"""

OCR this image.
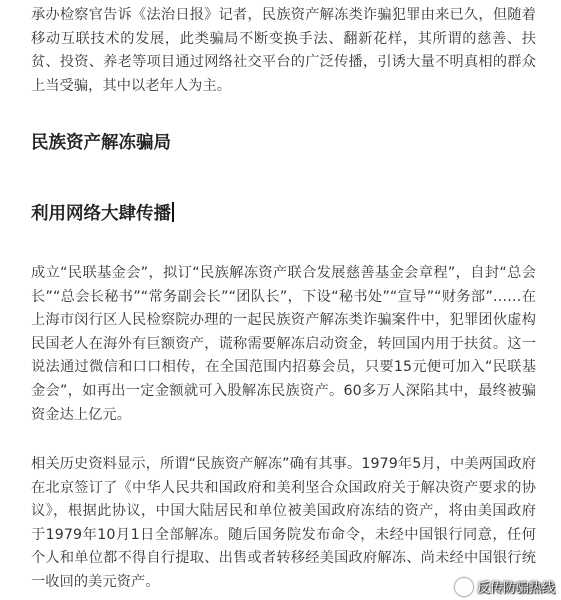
承办检察官告诉《法治日报》记者，民族资产解冻类诈骗犯罪由来已久，但随着移动互联技术的发展，此类骗局不断变换手法、翻新花样，其所谓的慈善、扶贫、投资、养老等项目通过网络社交平台的广泛传播，引诱大量不明真相的群众上当受骗，其中以老年人为主。

民族资产解冻骗局
利用网络大肆传播

成立“民联基金会”，拟订“民族解冻资产联合发展慈善基金会章程”，自封“总会长”“总会长秘书”“常务副会长”“团队长”，下设“秘书处”“宣导”“财务部”……在上海市闵行区人民检察院办理的一起民族资产解冻类诈骗案件中，犯罪团伙虚构民国老人在海外有巨额资产，谎称需要解冻启动资金，转回国内用于扶贫。这一说法通过微信和口口相传，在全国范围内招募会员，只要15元便可加入“民联基金会”，如再出一定金额就可入股解冻民族资产。60多万人深陷其中，最终被骗资金达上亿元。

相关历史资料显示，所谓“民族资产解冻”确有其事。1979年5月，中美两国政府在北京签订了《中华人民共和国政府和美利坚合众国政府关于解决资产要求的协议》，根据此协议，中国大陆居民和单位被美国政府冻结的资产，将由美国政府于1979年10月1日全部解冻。随后国务院发布命令，未经中国银行同意，任何个人和单位都不得自行提取、出售或者转移经美国政府解冻、尚未经中国银行统一收回的美元资产。	反传防骗热线
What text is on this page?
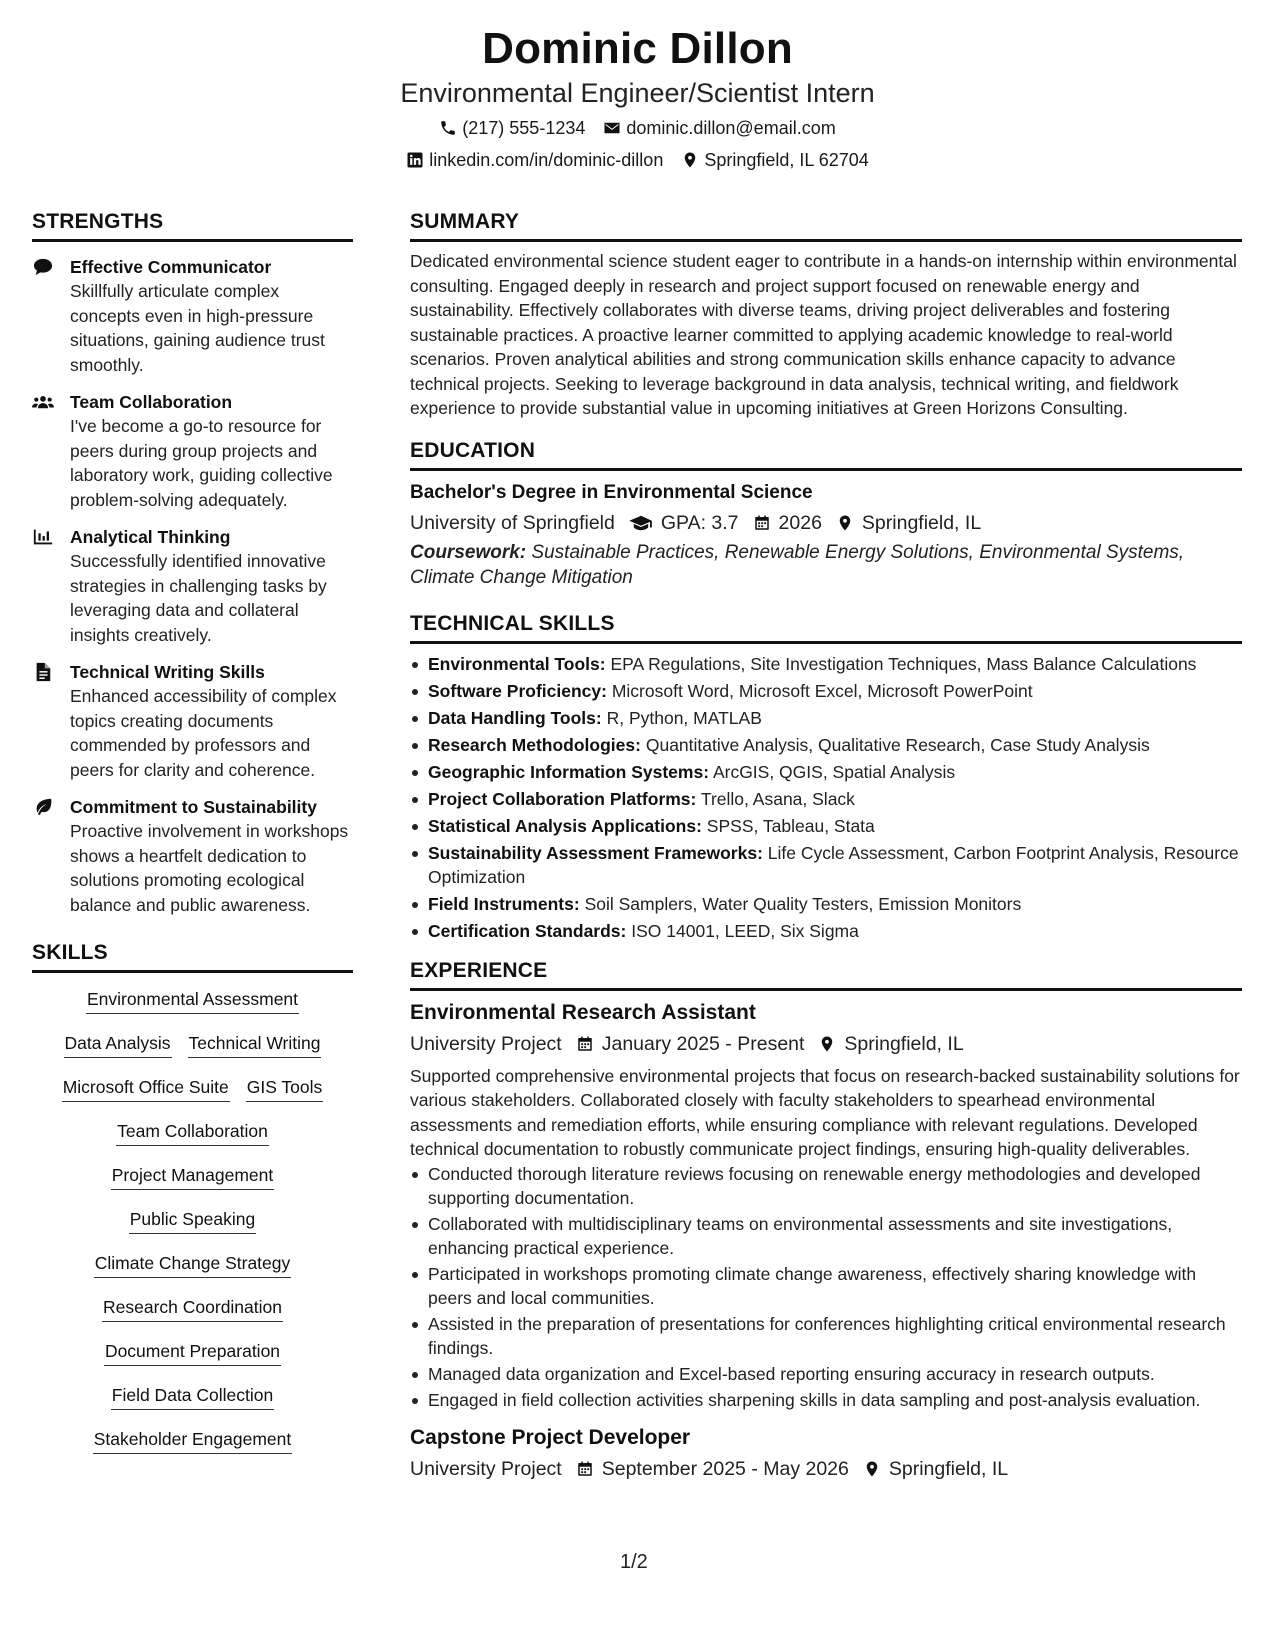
Dominic Dillon
Environmental Engineer/Scientist Intern
(217) 555-1234 dominic.dillon@email.com
linkedin.com/in/dominic-dillon Springfield, IL 62704
STRENGTHS
Effective Communicator
Skillfully articulate complex concepts even in high-pressure situations, gaining audience trust smoothly.
Team Collaboration
I've become a go-to resource for peers during group projects and laboratory work, guiding collective problem-solving adequately.
Analytical Thinking
Successfully identified innovative strategies in challenging tasks by leveraging data and collateral insights creatively.
Technical Writing Skills
Enhanced accessibility of complex topics creating documents commended by professors and peers for clarity and coherence.
Commitment to Sustainability
Proactive involvement in workshops shows a heartfelt dedication to solutions promoting ecological balance and public awareness.
SKILLS
Environmental Assessment
Data Analysis Technical Writing
Microsoft Office Suite GIS Tools
Team Collaboration
Project Management
Public Speaking
Climate Change Strategy
Research Coordination
Document Preparation
Field Data Collection
Stakeholder Engagement
SUMMARY
Dedicated environmental science student eager to contribute in a hands-on internship within environmental consulting. Engaged deeply in research and project support focused on renewable energy and sustainability. Effectively collaborates with diverse teams, driving project deliverables and fostering sustainable practices. A proactive learner committed to applying academic knowledge to real-world scenarios. Proven analytical abilities and strong communication skills enhance capacity to advance technical projects. Seeking to leverage background in data analysis, technical writing, and fieldwork experience to provide substantial value in upcoming initiatives at Green Horizons Consulting.
EDUCATION
Bachelor's Degree in Environmental Science
University of Springfield GPA: 3.7 2026 Springfield, IL
Coursework: Sustainable Practices, Renewable Energy Solutions, Environmental Systems, Climate Change Mitigation
TECHNICAL SKILLS
Environmental Tools: EPA Regulations, Site Investigation Techniques, Mass Balance Calculations
Software Proficiency: Microsoft Word, Microsoft Excel, Microsoft PowerPoint
Data Handling Tools: R, Python, MATLAB
Research Methodologies: Quantitative Analysis, Qualitative Research, Case Study Analysis
Geographic Information Systems: ArcGIS, QGIS, Spatial Analysis
Project Collaboration Platforms: Trello, Asana, Slack
Statistical Analysis Applications: SPSS, Tableau, Stata
Sustainability Assessment Frameworks: Life Cycle Assessment, Carbon Footprint Analysis, Resource Optimization
Field Instruments: Soil Samplers, Water Quality Testers, Emission Monitors
Certification Standards: ISO 14001, LEED, Six Sigma
EXPERIENCE
Environmental Research Assistant
University Project January 2025 - Present Springfield, IL
Supported comprehensive environmental projects that focus on research-backed sustainability solutions for various stakeholders. Collaborated closely with faculty stakeholders to spearhead environmental assessments and remediation efforts, while ensuring compliance with relevant regulations. Developed technical documentation to robustly communicate project findings, ensuring high-quality deliverables.
Conducted thorough literature reviews focusing on renewable energy methodologies and developed supporting documentation.
Collaborated with multidisciplinary teams on environmental assessments and site investigations, enhancing practical experience.
Participated in workshops promoting climate change awareness, effectively sharing knowledge with peers and local communities.
Assisted in the preparation of presentations for conferences highlighting critical environmental research findings.
Managed data organization and Excel-based reporting ensuring accuracy in research outputs.
Engaged in field collection activities sharpening skills in data sampling and post-analysis evaluation.
Capstone Project Developer
University Project September 2025 - May 2026 Springfield, IL
1/2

"""

#### [DIRECTION]
Leaving the pictures aside, transcribe the entire listing exactly.

#### [ANSWER TO THE TASK]
OCR this image.
承办检察官告诉《法治日报》记者，民族资产解冻类诈骗犯罪由来已久，但随着移动互联技术的发展，此类骗局不断变换手法、翻新花样，其所谓的慈善、扶贫、投资、养老等项目通过网络社交平台的广泛传播，引诱大量不明真相的群众上当受骗，其中以老年人为主。

民族资产解冻骗局
利用网络大肆传播

成立“民联基金会”，拟订“民族解冻资产联合发展慈善基金会章程”，自封“总会长”“总会长秘书”“常务副会长”“团队长”，下设“秘书处”“宣导”“财务部”……在上海市闵行区人民检察院办理的一起民族资产解冻类诈骗案件中，犯罪团伙虚构民国老人在海外有巨额资产，谎称需要解冻启动资金，转回国内用于扶贫。这一说法通过微信和口口相传，在全国范围内招募会员，只要15元便可加入“民联基金会”，如再出一定金额就可入股解冻民族资产。60多万人深陷其中，最终被骗资金达上亿元。

相关历史资料显示，所谓“民族资产解冻”确有其事。1979年5月，中美两国政府在北京签订了《中华人民共和国政府和美利坚合众国政府关于解决资产要求的协议》，根据此协议，中国大陆居民和单位被美国政府冻结的资产，将由美国政府于1979年10月1日全部解冻。随后国务院发布命令，未经中国银行同意，任何个人和单位都不得自行提取、出售或者转移经美国政府解冻、尚未经中国银行统一收回的美元资产。	反传防骗热线
What text is on this page?
Dominic Dillon
Environmental Engineer/Scientist Intern
(217) 555-1234 dominic.dillon@email.com
linkedin.com/in/dominic-dillon Springfield, IL 62704
STRENGTHS
Effective Communicator
Skillfully articulate complex concepts even in high-pressure situations, gaining audience trust smoothly.
Team Collaboration
I've become a go-to resource for peers during group projects and laboratory work, guiding collective problem-solving adequately.
Analytical Thinking
Successfully identified innovative strategies in challenging tasks by leveraging data and collateral insights creatively.
Technical Writing Skills
Enhanced accessibility of complex topics creating documents commended by professors and peers for clarity and coherence.
Commitment to Sustainability
Proactive involvement in workshops shows a heartfelt dedication to solutions promoting ecological balance and public awareness.
SKILLS
Environmental Assessment
Data Analysis Technical Writing
Microsoft Office Suite GIS Tools
Team Collaboration
Project Management
Public Speaking
Climate Change Strategy
Research Coordination
Document Preparation
Field Data Collection
Stakeholder Engagement
SUMMARY
Dedicated environmental science student eager to contribute in a hands-on internship within environmental consulting. Engaged deeply in research and project support focused on renewable energy and sustainability. Effectively collaborates with diverse teams, driving project deliverables and fostering sustainable practices. A proactive learner committed to applying academic knowledge to real-world scenarios. Proven analytical abilities and strong communication skills enhance capacity to advance technical projects. Seeking to leverage background in data analysis, technical writing, and fieldwork experience to provide substantial value in upcoming initiatives at Green Horizons Consulting.
EDUCATION
Bachelor's Degree in Environmental Science
University of Springfield GPA: 3.7 2026 Springfield, IL
Coursework: Sustainable Practices, Renewable Energy Solutions, Environmental Systems, Climate Change Mitigation
TECHNICAL SKILLS
Environmental Tools: EPA Regulations, Site Investigation Techniques, Mass Balance Calculations
Software Proficiency: Microsoft Word, Microsoft Excel, Microsoft PowerPoint
Data Handling Tools: R, Python, MATLAB
Research Methodologies: Quantitative Analysis, Qualitative Research, Case Study Analysis
Geographic Information Systems: ArcGIS, QGIS, Spatial Analysis
Project Collaboration Platforms: Trello, Asana, Slack
Statistical Analysis Applications: SPSS, Tableau, Stata
Sustainability Assessment Frameworks: Life Cycle Assessment, Carbon Footprint Analysis, Resource Optimization
Field Instruments: Soil Samplers, Water Quality Testers, Emission Monitors
Certification Standards: ISO 14001, LEED, Six Sigma
EXPERIENCE
Environmental Research Assistant
University Project January 2025 - Present Springfield, IL
Supported comprehensive environmental projects that focus on research-backed sustainability solutions for various stakeholders. Collaborated closely with faculty stakeholders to spearhead environmental assessments and remediation efforts, while ensuring compliance with relevant regulations. Developed technical documentation to robustly communicate project findings, ensuring high-quality deliverables.
Conducted thorough literature reviews focusing on renewable energy methodologies and developed supporting documentation.
Collaborated with multidisciplinary teams on environmental assessments and site investigations, enhancing practical experience.
Participated in workshops promoting climate change awareness, effectively sharing knowledge with peers and local communities.
Assisted in the preparation of presentations for conferences highlighting critical environmental research findings.
Managed data organization and Excel-based reporting ensuring accuracy in research outputs.
Engaged in field collection activities sharpening skills in data sampling and post-analysis evaluation.
Capstone Project Developer
University Project September 2025 - May 2026 Springfield, IL
1/2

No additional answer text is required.